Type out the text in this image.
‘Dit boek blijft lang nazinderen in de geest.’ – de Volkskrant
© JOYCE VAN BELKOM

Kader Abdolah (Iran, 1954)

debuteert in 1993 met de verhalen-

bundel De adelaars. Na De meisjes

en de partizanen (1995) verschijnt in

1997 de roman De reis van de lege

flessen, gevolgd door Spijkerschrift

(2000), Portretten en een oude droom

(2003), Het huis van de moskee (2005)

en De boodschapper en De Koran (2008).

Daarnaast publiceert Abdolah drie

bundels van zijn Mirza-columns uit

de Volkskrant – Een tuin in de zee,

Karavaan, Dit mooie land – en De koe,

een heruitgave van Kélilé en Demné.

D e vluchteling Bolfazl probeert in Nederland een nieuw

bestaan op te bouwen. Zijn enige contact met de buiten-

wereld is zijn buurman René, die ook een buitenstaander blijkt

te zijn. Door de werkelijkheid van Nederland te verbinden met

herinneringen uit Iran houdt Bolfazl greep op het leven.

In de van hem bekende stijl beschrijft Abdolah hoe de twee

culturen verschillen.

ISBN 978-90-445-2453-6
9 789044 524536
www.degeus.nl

□ □ □ □ □

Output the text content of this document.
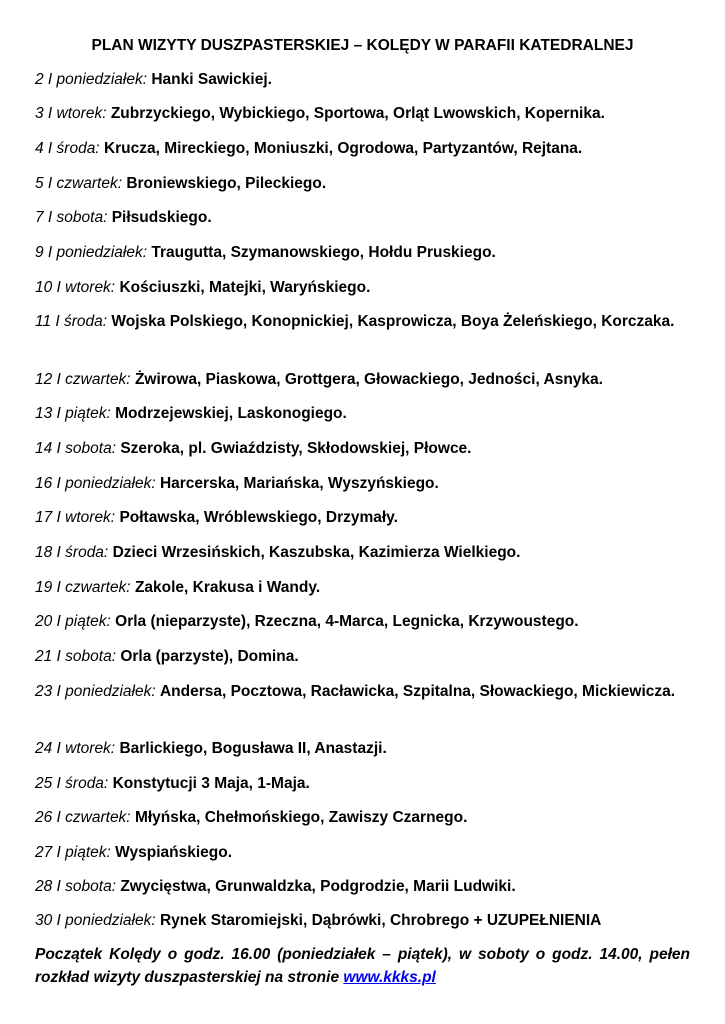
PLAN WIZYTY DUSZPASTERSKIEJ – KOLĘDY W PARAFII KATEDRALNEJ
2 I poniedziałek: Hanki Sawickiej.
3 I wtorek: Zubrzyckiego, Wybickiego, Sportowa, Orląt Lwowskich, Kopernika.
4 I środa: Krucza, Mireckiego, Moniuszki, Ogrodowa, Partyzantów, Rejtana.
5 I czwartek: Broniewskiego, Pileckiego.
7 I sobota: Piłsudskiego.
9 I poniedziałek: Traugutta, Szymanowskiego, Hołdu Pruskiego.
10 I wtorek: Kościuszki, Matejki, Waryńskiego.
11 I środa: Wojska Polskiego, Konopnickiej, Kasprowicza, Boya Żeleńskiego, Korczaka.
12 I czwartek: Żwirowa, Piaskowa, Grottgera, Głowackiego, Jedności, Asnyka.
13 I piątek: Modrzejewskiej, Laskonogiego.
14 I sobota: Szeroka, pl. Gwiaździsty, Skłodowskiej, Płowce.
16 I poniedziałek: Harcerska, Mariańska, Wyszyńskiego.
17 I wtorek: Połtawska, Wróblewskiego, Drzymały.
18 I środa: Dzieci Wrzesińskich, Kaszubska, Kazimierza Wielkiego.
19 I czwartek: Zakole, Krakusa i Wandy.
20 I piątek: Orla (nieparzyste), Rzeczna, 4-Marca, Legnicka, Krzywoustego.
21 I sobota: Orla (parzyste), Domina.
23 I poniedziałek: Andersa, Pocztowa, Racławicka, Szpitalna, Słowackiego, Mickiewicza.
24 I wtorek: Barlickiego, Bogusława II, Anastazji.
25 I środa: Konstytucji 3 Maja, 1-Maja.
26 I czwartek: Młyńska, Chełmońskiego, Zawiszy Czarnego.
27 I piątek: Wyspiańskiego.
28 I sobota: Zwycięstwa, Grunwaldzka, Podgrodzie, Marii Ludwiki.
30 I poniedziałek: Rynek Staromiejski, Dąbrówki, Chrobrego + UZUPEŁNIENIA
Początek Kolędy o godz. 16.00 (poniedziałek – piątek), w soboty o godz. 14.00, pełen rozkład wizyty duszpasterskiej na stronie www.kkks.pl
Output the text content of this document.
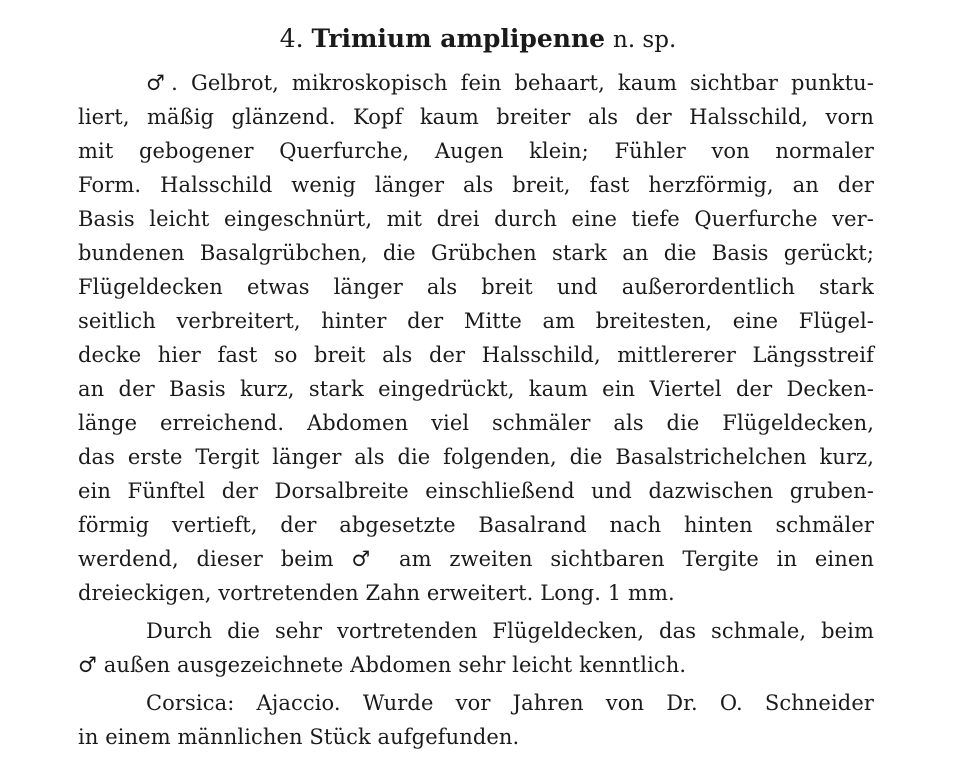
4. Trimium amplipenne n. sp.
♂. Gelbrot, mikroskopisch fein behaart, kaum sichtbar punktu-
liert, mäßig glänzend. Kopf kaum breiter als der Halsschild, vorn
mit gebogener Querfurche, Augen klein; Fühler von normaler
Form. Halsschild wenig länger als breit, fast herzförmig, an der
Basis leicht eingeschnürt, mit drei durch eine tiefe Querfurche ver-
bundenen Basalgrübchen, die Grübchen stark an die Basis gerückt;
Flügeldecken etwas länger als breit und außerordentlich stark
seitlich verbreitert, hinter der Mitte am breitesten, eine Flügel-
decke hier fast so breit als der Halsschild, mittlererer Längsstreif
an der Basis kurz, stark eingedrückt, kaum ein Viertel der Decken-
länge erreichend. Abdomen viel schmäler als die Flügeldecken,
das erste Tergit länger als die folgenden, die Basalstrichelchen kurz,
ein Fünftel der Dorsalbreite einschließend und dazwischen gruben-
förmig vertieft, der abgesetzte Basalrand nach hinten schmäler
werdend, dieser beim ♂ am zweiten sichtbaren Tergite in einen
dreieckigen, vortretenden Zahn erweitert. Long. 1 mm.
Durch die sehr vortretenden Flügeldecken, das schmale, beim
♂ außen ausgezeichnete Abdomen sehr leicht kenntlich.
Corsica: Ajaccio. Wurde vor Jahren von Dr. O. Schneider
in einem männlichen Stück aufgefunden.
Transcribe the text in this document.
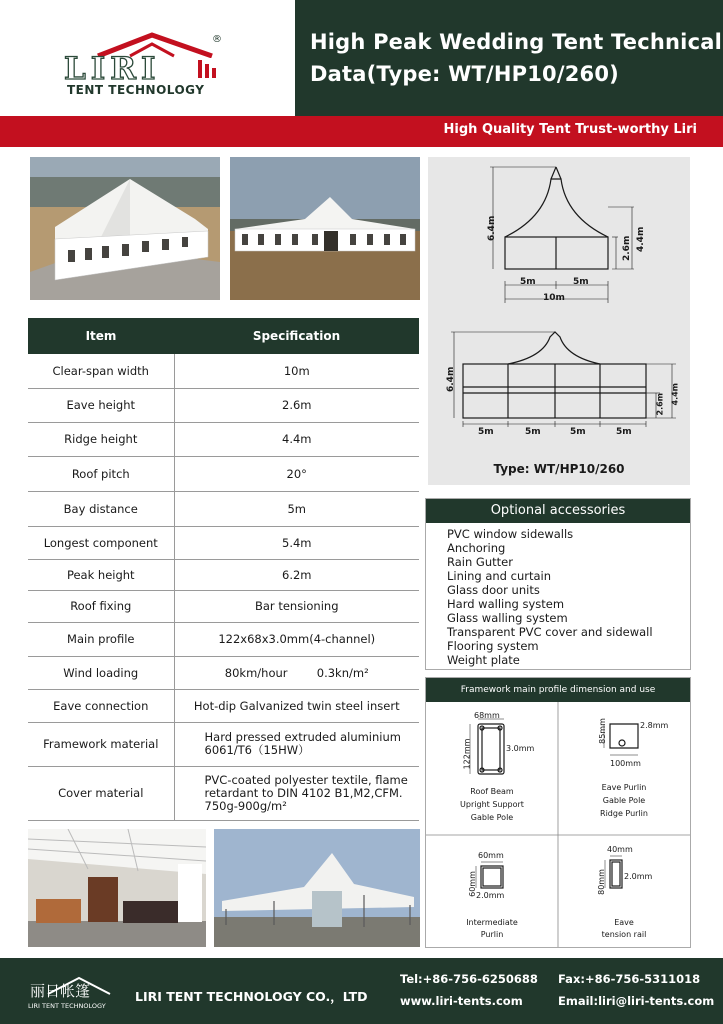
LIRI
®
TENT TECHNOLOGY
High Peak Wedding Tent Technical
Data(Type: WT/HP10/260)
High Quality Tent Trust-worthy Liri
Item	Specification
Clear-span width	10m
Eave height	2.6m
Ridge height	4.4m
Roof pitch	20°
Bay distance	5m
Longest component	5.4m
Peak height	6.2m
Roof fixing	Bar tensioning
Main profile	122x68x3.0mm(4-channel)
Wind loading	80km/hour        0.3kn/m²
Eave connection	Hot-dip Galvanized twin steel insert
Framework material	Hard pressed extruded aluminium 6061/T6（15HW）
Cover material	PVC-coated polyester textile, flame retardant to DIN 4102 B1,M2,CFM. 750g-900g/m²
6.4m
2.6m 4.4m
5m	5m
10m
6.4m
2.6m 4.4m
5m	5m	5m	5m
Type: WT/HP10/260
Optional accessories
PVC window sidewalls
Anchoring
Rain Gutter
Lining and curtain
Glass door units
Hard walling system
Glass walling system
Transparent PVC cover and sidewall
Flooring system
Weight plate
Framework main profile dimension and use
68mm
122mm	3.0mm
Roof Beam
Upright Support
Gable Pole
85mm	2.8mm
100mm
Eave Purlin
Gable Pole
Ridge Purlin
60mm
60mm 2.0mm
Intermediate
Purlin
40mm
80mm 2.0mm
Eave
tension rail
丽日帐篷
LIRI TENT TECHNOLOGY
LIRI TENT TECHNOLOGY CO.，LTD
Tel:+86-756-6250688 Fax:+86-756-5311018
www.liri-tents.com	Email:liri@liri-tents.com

□ □ □ □ □

▶ _AIM OF THE TASK_
Show each line of the listing that holds the string "środa".

▶ _ANSWER BELOW_
4 I środa: Krucza, Mireckiego, Moniuszki, Ogrodowa, Partyzantów, Rejtana.
11 I środa: Wojska Polskiego, Konopnickiej, Kasprowicza, Boya Żeleńskiego, Korczaka.
18 I środa: Dzieci Wrzesińskich, Kaszubska, Kazimierza Wielkiego.
25 I środa: Konstytucji 3 Maja, 1-Maja.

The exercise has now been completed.